### THE TASK
Gather every line in the records below that contains the word "anvendes".

### INFORMATION PROVIDED
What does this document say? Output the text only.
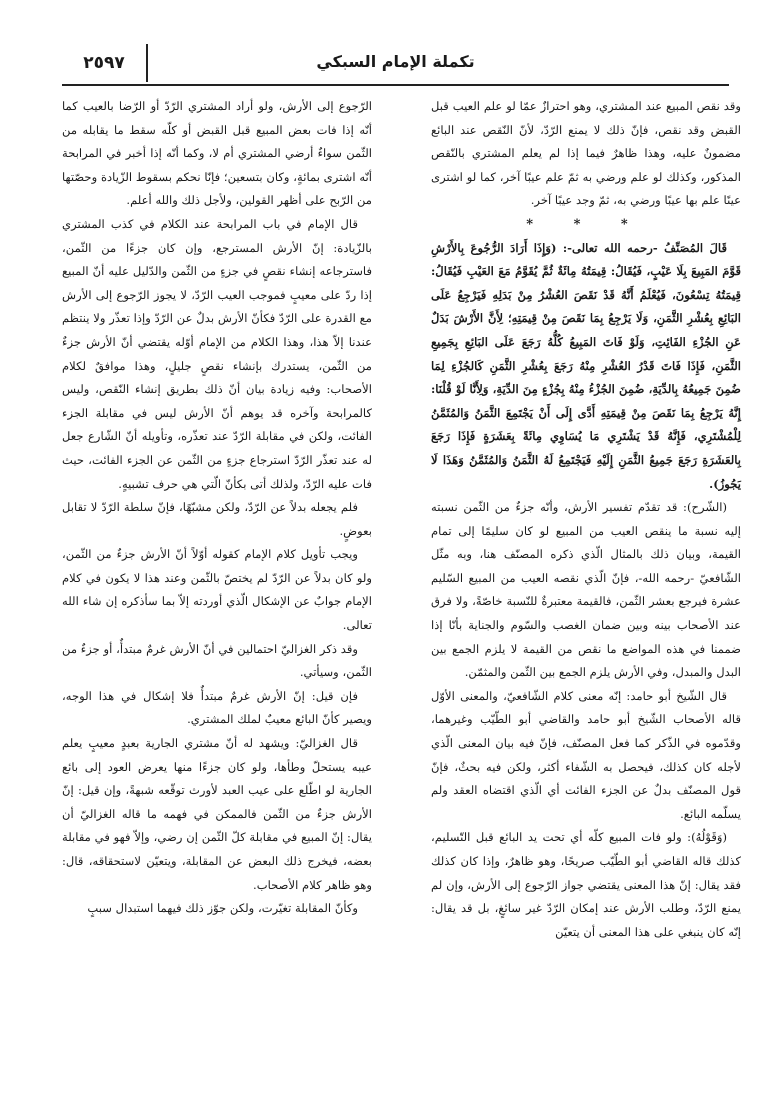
تكملة الإمام السبكي
٢٥٩٧

وقد نقص المبيع عند المشتري، وهو احترازٌ عمّا لو علم العيب قبل القبض وقد نقص، فإنّ ذلك لا يمنع الرّدّ، لأنّ النّقص عند البائع مضمونٌ عليه، وهذا ظاهرٌ فيما إذا لم يعلم المشتري بالنّقص المذكور، وكذلك لو علم ورضي به ثمّ علم عيبًا آخر، كما لو اشترى عينًا علم بها عيبًا ورضي به، ثمّ وجد عيبًا آخر.

* * *

قَالَ المُصَنِّفُ -رحمه الله تعالى-: (وَإِذَا أَرَادَ الرُّجُوعَ بِالأَرْشِ قَوَّمَ المَبِيعَ بِلَا عَيْبٍ، فَيُقَالُ: قِيمَتُهُ مِائَةٌ ثُمَّ يُقَوَّمُ مَعَ العَيْبِ فَيُقَالُ: قِيمَتُهُ تِسْعُونَ، فَيُعْلَمُ أَنَّهُ قَدْ نَقَصَ العُشْرُ مِنْ بَدَلِهِ فَيَرْجِعُ عَلَى البَائِعِ بِعُشْرِ الثَّمَنِ، وَلَا يَرْجِعُ بِمَا نَقَصَ مِنْ قِيمَتِهِ؛ لِأَنَّ الأَرْشَ بَدَلٌ عَنِ الجُزْءِ الفَائِتِ، وَلَوْ فَاتَ المَبِيعُ كُلُّهُ رَجَعَ عَلَى البَائِعِ بِجَمِيعِ الثَّمَنِ، فَإِذَا فَاتَ قَدْرُ العُشْرِ مِنْهُ رَجَعَ بِعُشْرِ الثَّمَنِ كَالجُزْءِ لِمَا ضُمِنَ جَمِيعُهُ بِالدِّيَةِ، ضُمِنَ الجُزْءُ مِنْهُ بِجُزْءٍ مِنَ الدِّيَةِ، وَلِأَنَّا لَوْ قُلْنَا: إِنَّهُ يَرْجِعُ بِمَا نَقَصَ مِنْ قِيمَتِهِ أَدَّى إِلَى أَنْ يَجْتَمِعَ الثَّمَنُ وَالمُثَمَّنُ لِلْمُشْتَرِي، فَإِنَّهُ قَدْ يَشْتَرِي مَا يُسَاوِي مِائَةً بِعَشَرَةٍ فَإِذَا رَجَعَ بِالعَشَرَةِ رَجَعَ جَمِيعُ الثَّمَنِ إِلَيْهِ فَيَجْتَمِعُ لَهُ الثَّمَنُ وَالمُثَمَّنُ وَهَذَا لَا يَجُوزُ).

(الشّرح): قد تقدّم تفسير الأرش، وأنّه جزءٌ من الثّمن نسبته إليه نسبة ما ينقص العيب من المبيع لو كان سليمًا إلى تمام القيمة، وبيان ذلك بالمثال الّذي ذكره المصنّف هنا، وبه مثّل الشّافعيّ -رحمه الله-، فإنّ الّذي نقصه العيب من المبيع السّليم عشرة فيرجع بعشر الثّمن، فالقيمة معتبرةٌ للنّسبة خاصّةً، ولا فرق عند الأصحاب بينه وبين ضمان الغصب والسّوم والجناية بأنّا إذا ضممنا في هذه المواضع ما نقص من القيمة لا يلزم الجمع بين البدل والمبدل، وفي الأرش يلزم الجمع بين الثّمن والمثمّن.

قال الشّيخ أبو حامد: إنّه معنى كلام الشّافعيّ، والمعنى الأوّل قاله الأصحاب الشّيخ أبو حامد والقاضي أبو الطّيّب وغيرهما، وقدّموه في الذّكر كما فعل المصنّف، فإنّ فيه بيان المعنى الّذي لأجله كان كذلك، فيحصل به الشّفاء أكثر، ولكن فيه بحثٌ، فإنّ قول المصنّف بدلٌ عن الجزء الفائت أي الّذي اقتضاه العقد ولم يسلّمه البائع.

(وَقَوْلُهُ): ولو فات المبيع كلّه أي تحت يد البائع قبل التّسليم، كذلك قاله القاضي أبو الطّيّب صريحًا، وهو ظاهرٌ، وإذا كان كذلك فقد يقال: إنّ هذا المعنى يقتضي جواز الرّجوع إلى الأرش، وإن لم يمنع الرّدّ، وطلب الأرش عند إمكان الرّدّ غير سائغٍ، بل قد يقال: إنّه كان ينبغي على هذا المعنى أن يتعيّن

الرّجوع إلى الأرش، ولو أراد المشتري الرّدّ أو الرّضا بالعيب كما أنّه إذا فات بعض المبيع قبل القبض أو كلّه سقط ما يقابله من الثّمن سواءٌ أرضي المشتري أم لا، وكما أنّه إذا أخبر في المرابحة أنّه اشترى بمائةٍ، وكان بتسعين؛ فإنّا نحكم بسقوط الزّيادة وحصّتها من الرّبح على أظهر القولين، ولأجل ذلك والله أعلم.

قال الإمام في باب المرابحة عند الكلام في كذب المشتري بالزّيادة: إنّ الأرش المسترجع، وإن كان جزءًا من الثّمن، فاسترجاعه إنشاء نقصٍ في جزءٍ من الثّمن والدّليل عليه أنّ المبيع إذا ردّ على معيبٍ فموجب العيب الرّدّ، لا يجوز الرّجوع إلى الأرش مع القدرة على الرّدّ فكأنّ الأرش بدلٌ عن الرّدّ وإذا تعذّر ولا ينتظم عندنا إلاّ هذا، وهذا الكلام من الإمام أوّله يقتضي أنّ الأرش جزءٌ من الثّمن، يستدرك بإنشاء نقصٍ جليلٍ، وهذا موافقٌ لكلام الأصحاب: وفيه زيادة بيان أنّ ذلك بطريق إنشاء النّقص، وليس كالمرابحة وآخره قد يوهم أنّ الأرش ليس في مقابلة الجزء الفائت، ولكن في مقابلة الرّدّ عند تعذّره، وتأويله أنّ الشّارع جعل له عند تعذّر الرّدّ استرجاع جزءٍ من الثّمن عن الجزء الفائت، حيث فات عليه الرّدّ، ولذلك أتى بكأنّ الّتي هي حرف تشبيهٍ.

فلم يجعله بدلاً عن الرّدّ، ولكن مشبّهًا، فإنّ سلطة الرّدّ لا تقابل بعوضٍ.

ويجب تأويل كلام الإمام كقوله أوّلاً أنّ الأرش جزءٌ من الثّمن، ولو كان بدلاً عن الرّدّ لم يختصّ بالثّمن وعند هذا لا يكون في كلام الإمام جوابٌ عن الإشكال الّذي أوردته إلاّ بما سأذكره إن شاء الله تعالى.

وقد ذكر الغزاليّ احتمالين في أنّ الأرش غرمٌ مبتدأٌ، أو جزءٌ من الثّمن، وسيأتي.

فإن قيل: إنّ الأرش غرمٌ مبتدأٌ فلا إشكال في هذا الوجه، ويصير كأنّ البائع معيبٌ لملك المشتري.

قال الغزاليّ: ويشهد له أنّ مشتري الجارية بعبدٍ معيبٍ يعلم عيبه يستحلّ وطأها، ولو كان جزءًا منها يعرض العود إلى بائع الجارية لو اطّلع على عيب العبد لأورث توقّعه شبهةً، وإن قيل: إنّ الأرش جزءٌ من الثّمن فالممكن في فهمه ما قاله الغزاليّ أن يقال: إنّ المبيع في مقابلة كلّ الثّمن إن رضي، وإلاّ فهو في مقابلة بعضه، فيخرج ذلك البعض عن المقابلة، ويتعيّن لاستحقاقه، قال: وهو ظاهر كلام الأصحاب.

وكأنّ المقابلة تغيّرت، ولكن جوّز ذلك فيهما استبدال سببٍ
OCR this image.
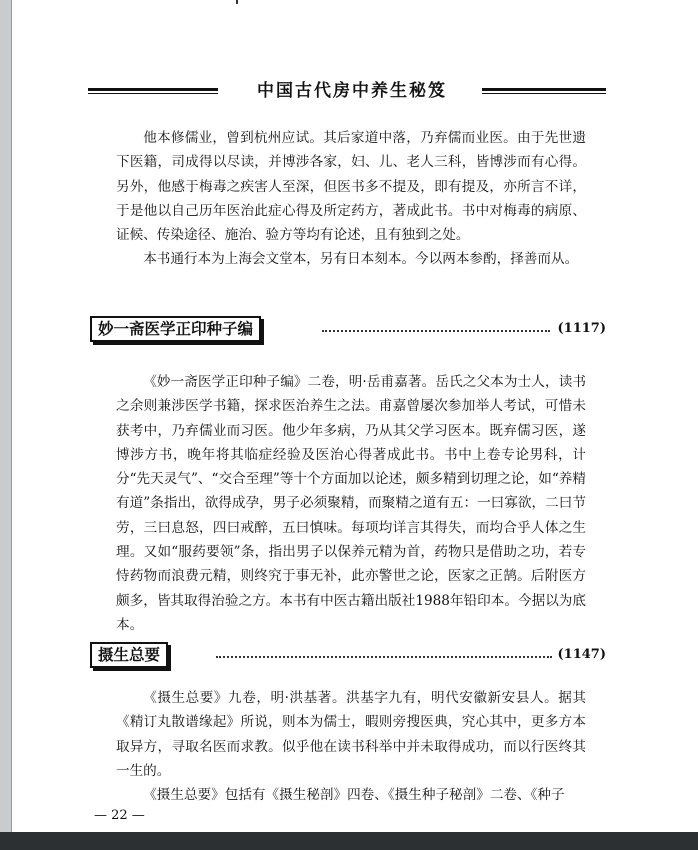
中国古代房中养生秘笈

他本修儒业，曾到杭州应试。其后家道中落，乃弃儒而业医。由于先世遗下医籍，司成得以尽读，并博涉各家，妇、儿、老人三科，皆博涉而有心得。另外，他感于梅毒之疾害人至深，但医书多不提及，即有提及，亦所言不详，于是他以自己历年医治此症心得及所定药方，著成此书。书中对梅毒的病原、证候、传染途径、施治、验方等均有论述，且有独到之处。

本书通行本为上海会文堂本，另有日本刻本。今以两本参酌，择善而从。

妙一斋医学正印种子编	(1117)

《妙一斋医学正印种子编》二卷，明·岳甫嘉著。岳氏之父本为士人，读书之余则兼涉医学书籍，探求医治养生之法。甫嘉曾屡次参加举人考试，可惜未获考中，乃弃儒业而习医。他少年多病，乃从其父学习医本。既弃儒习医，遂博涉方书，晚年将其临症经验及医治心得著成此书。书中上卷专论男科，计分“先天灵气”、“交合至理”等十个方面加以论述，颇多精到切理之论，如“养精有道”条指出，欲得成孕，男子必须聚精，而聚精之道有五：一曰寡欲，二曰节劳，三曰息怒，四曰戒醉，五曰慎味。每项均详言其得失，而均合乎人体之生理。又如“服药要领”条，指出男子以保养元精为首，药物只是借助之功，若专恃药物而浪费元精，则终究于事无补，此亦警世之论，医家之正鹄。后附医方颇多，皆其取得治验之方。本书有中医古籍出版社1988年铅印本。今据以为底本。

摄生总要	(1147)

《摄生总要》九卷，明·洪基著。洪基字九有，明代安徽新安县人。据其《精订丸散谱缘起》所说，则本为儒士，暇则旁搜医典，究心其中，更多方本取异方，寻取名医而求教。似乎他在读书科举中并未取得成功，而以行医终其一生的。

《摄生总要》包括有《摄生秘剖》四卷、《摄生种子秘剖》二卷、《种子

— 22 —
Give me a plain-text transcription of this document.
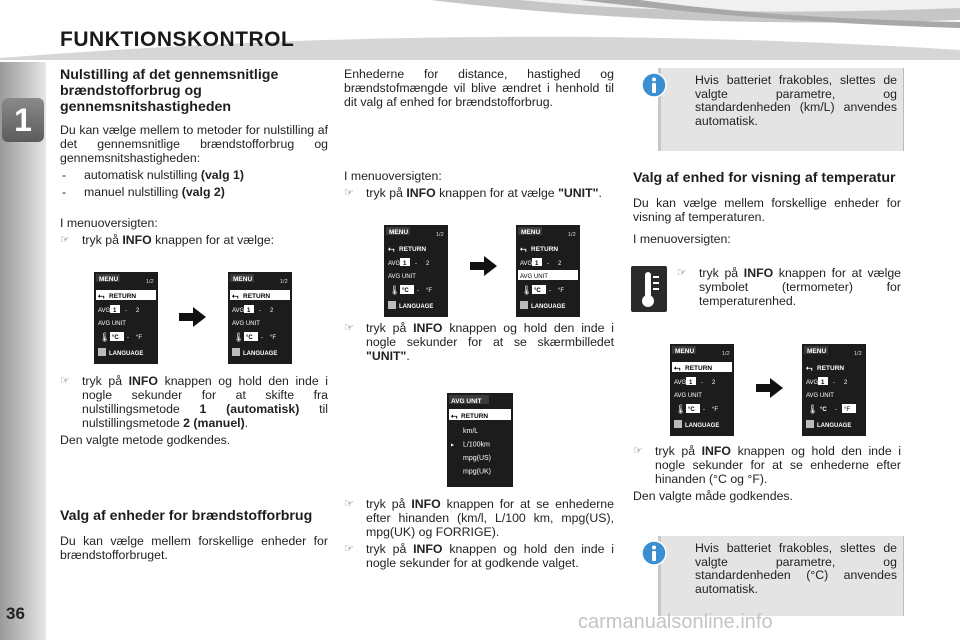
FUNKTIONSKONTROL
1
36
Nulstilling af det gennemsnitlige brændstofforbrug og gennemsnitshastigheden

Du kan vælge mellem to metoder for nulstilling af det gennemsnitlige brændstofforbrug og gennemsnitshastigheden:

- automatisk nulstilling (valg 1)

- manuel nulstilling (valg 2)

I menuoversigten:

☞ tryk på INFO knappen for at vælge:

☞ tryk på INFO knappen og hold den inde i nogle sekunder for at skifte fra nulstillingsmetode 1 (automatisk) til nulstillingsmetode 2 (manuel).

Den valgte metode godkendes.

Valg af enheder for brændstofforbrug

Du kan vælge mellem forskellige enheder for brændstofforbruget.

Enhederne for distance, hastighed og brændstofmængde vil blive ændret i henhold til dit valg af enhed for brændstofforbrug.

I menuoversigten:

☞ tryk på INFO knappen for at vælge "UNIT".

☞ tryk på INFO knappen og hold den inde i nogle sekunder for at se skærmbilledet "UNIT".

☞ tryk på INFO knappen for at se enhederne efter hinanden (km/l, L/100 km, mpg(US), mpg(UK) og FORRIGE).

☞ tryk på INFO knappen og hold den inde i nogle sekunder for at godkende valget.

Hvis batteriet frakobles, slettes de valgte parametre, og standardenheden (km/L) anvendes automatisk.
Valg af enhed for visning af temperatur

Du kan vælge mellem forskellige enheder for visning af temperaturen.

I menuoversigten:

☞ tryk på INFO knappen for at vælge symbolet (termometer) for temperaturenhed.

☞ tryk på INFO knappen og hold den inde i nogle sekunder for at se enhederne efter hinanden (°C og °F).

Den valgte måde godkendes.

Hvis batteriet frakobles, slettes de valgte parametre, og standardenheden (°C) anvendes automatisk.
carmanualsonline.info
MENU	1/2
⮢ RETURN
AVG 1 - 2
AVG UNIT
🌡 °C - °F
LANGUAGE
MENU	1/2
⮢ RETURN
AVG 1 - 2
AVG UNIT
🌡 °C - °F
LANGUAGE
MENU	1/2
⮢ RETURN
AVG 1 - 2
AVG UNIT
🌡 °C - °F
LANGUAGE
MENU	1/2
⮢ RETURN
AVG 1 - 2
AVG UNIT
🌡 °C - °F
LANGUAGE
MENU	1/2
⮢ RETURN
AVG 1 - 2
AVG UNIT
🌡 °C - °F
LANGUAGE
MENU	1/2
⮢ RETURN
AVG 1 - 2
AVG UNIT
🌡 °C - °F
LANGUAGE
AVG UNIT
⮢ RETURN
km/L
▸ L/100km
mpg(US)
mpg(UK)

### THE COMPLETED TASK
Hvis batteriet frakobles, slettes de valgte parametre, og standardenheden (km/L) anvendes automatisk.
Hvis batteriet frakobles, slettes de valgte parametre, og standardenheden (°C) anvendes automatisk.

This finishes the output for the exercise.